_READING PASSAGE_
So which rule is correct? The answer is both — depending on how ripe your tomatoes are. "Don't refrigerate" applies to unripe tomatoes. They'll never reach their full potential at colder temperatures. Worse, the chill will dull the flavor and make the texture as mealy as an old bodega apple. So park your unripe romas, plums and beyond stem-side down on a plate and keep them in a cool, dry spot on the counter. Check on their ripeness over the next few days. If the tomatoes are super fresh, like from the farmers market, they can last about a week this way.
Once tomatoes are fully ripe, it's time to pounce. Tasting a perfectly ripened tomato can elicit the purest joy, so don't miss that small window of opportunity. If you can't finish all your ripe beauties at once, that's when the refrigeration-is-ok rule kicks in. Otherwise, they'll rot and that'll elicit the exact opposite emotion of joy. For the best results, let the chilled tomatoes come to room temperature before diving in.

_RECORDS SHOWN_
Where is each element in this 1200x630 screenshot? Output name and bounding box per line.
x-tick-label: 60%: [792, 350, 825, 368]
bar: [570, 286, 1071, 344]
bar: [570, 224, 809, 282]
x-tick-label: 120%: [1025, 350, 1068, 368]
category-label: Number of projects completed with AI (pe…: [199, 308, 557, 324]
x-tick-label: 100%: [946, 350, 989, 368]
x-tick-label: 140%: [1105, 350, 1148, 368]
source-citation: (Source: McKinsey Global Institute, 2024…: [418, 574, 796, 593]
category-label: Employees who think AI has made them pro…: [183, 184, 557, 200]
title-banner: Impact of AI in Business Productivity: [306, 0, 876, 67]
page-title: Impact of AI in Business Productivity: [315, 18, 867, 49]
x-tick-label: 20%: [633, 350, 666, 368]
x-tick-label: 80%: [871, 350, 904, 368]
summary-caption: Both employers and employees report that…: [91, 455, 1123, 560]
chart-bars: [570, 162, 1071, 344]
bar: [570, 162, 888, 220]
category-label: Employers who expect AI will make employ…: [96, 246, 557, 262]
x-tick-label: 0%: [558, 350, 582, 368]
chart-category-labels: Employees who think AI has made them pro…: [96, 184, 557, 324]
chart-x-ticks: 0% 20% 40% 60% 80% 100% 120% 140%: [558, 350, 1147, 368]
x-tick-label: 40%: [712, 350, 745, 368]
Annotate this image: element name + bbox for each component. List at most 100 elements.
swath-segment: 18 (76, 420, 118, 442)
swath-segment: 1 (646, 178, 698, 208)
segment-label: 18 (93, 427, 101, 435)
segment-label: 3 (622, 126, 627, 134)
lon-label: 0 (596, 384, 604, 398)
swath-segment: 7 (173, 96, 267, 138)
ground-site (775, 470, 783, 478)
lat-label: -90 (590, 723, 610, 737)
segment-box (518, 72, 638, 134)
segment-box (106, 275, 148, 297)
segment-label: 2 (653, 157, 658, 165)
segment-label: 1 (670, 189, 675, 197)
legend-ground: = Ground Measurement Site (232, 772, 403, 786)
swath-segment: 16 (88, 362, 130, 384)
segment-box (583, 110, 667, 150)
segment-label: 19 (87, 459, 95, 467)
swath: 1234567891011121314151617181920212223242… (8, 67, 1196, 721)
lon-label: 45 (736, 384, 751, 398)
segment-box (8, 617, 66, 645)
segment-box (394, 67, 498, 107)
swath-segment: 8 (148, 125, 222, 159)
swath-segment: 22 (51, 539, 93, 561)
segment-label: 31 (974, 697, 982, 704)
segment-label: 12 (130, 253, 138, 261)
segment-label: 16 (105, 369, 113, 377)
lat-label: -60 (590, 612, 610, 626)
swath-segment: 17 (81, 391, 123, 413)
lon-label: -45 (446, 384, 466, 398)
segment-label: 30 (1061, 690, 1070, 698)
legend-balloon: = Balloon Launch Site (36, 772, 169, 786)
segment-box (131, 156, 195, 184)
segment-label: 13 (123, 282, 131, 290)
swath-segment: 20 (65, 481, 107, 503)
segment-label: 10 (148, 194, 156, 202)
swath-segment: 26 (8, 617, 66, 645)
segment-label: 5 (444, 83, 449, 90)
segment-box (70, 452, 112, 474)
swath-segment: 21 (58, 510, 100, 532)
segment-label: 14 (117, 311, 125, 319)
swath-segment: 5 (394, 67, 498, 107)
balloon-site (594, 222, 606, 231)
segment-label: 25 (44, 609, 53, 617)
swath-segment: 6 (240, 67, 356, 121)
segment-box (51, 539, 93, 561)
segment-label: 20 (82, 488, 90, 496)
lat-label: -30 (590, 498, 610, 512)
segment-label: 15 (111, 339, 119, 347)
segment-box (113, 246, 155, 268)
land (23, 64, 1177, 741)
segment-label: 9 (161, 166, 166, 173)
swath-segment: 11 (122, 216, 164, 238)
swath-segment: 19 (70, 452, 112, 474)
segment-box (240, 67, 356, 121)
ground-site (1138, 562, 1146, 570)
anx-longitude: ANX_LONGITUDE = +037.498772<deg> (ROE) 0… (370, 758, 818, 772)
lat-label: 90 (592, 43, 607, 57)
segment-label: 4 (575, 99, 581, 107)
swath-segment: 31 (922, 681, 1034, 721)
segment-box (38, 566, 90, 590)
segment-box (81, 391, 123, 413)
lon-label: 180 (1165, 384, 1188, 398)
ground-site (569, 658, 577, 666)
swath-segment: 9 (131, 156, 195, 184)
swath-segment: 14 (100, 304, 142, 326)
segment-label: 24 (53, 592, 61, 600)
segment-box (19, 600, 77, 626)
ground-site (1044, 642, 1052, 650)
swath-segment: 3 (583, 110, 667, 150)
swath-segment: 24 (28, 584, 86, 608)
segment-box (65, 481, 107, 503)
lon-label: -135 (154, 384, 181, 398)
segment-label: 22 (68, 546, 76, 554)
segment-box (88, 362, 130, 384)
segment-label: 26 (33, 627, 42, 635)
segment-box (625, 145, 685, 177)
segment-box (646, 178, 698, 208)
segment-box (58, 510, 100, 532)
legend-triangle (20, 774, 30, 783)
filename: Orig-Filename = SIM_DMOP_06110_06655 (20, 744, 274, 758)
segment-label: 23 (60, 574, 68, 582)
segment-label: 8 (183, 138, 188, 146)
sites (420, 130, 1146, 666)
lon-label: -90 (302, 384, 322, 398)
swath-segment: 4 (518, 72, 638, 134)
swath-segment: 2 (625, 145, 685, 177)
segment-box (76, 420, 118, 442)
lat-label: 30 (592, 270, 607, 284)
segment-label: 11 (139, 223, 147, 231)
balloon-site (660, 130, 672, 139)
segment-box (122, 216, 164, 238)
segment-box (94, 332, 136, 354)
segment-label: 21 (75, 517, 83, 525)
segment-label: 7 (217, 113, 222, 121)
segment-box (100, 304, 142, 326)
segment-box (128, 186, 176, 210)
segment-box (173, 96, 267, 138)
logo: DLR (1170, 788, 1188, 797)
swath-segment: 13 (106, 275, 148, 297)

_WHAT YOU NEED TO DO_
(A) According to the tomato storage text, how long can super fresh tomatoes last on the counter?
(B) Quote the entries starting at the first line of the entries and ending at the line that contains "x-tick-label: 120%: [1025, 350, 1068, 368]".

_COMPLETE ANSWERS_
(A) About a week.

(B)
Where is each element in this 1200x630 screenshot? Output name and bounding box per line.
x-tick-label: 60%: [792, 350, 825, 368]
bar: [570, 286, 1071, 344]
bar: [570, 224, 809, 282]
x-tick-label: 120%: [1025, 350, 1068, 368]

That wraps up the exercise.